Written exercise:
Pick out each line below containing "lithium".

Dataset records:
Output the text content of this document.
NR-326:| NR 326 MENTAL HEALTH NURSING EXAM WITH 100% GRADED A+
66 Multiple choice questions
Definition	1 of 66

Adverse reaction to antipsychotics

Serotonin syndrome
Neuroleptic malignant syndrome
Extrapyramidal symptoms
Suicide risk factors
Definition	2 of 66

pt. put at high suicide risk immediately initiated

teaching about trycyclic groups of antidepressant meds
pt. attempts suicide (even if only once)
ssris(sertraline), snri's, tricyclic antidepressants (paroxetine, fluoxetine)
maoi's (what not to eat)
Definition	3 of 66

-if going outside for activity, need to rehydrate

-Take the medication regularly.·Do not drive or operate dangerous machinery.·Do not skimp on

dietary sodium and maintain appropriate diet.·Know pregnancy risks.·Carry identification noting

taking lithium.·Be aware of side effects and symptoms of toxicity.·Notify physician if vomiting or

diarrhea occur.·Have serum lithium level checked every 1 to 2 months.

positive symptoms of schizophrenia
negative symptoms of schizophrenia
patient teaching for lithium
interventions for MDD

Solution to the problem:
taking lithium.·Be aware of side effects and symptoms of toxicity.·Notify physician if vomiting or
diarrhea occur.·Have serum lithium level checked every 1 to 2 months.
patient teaching for lithium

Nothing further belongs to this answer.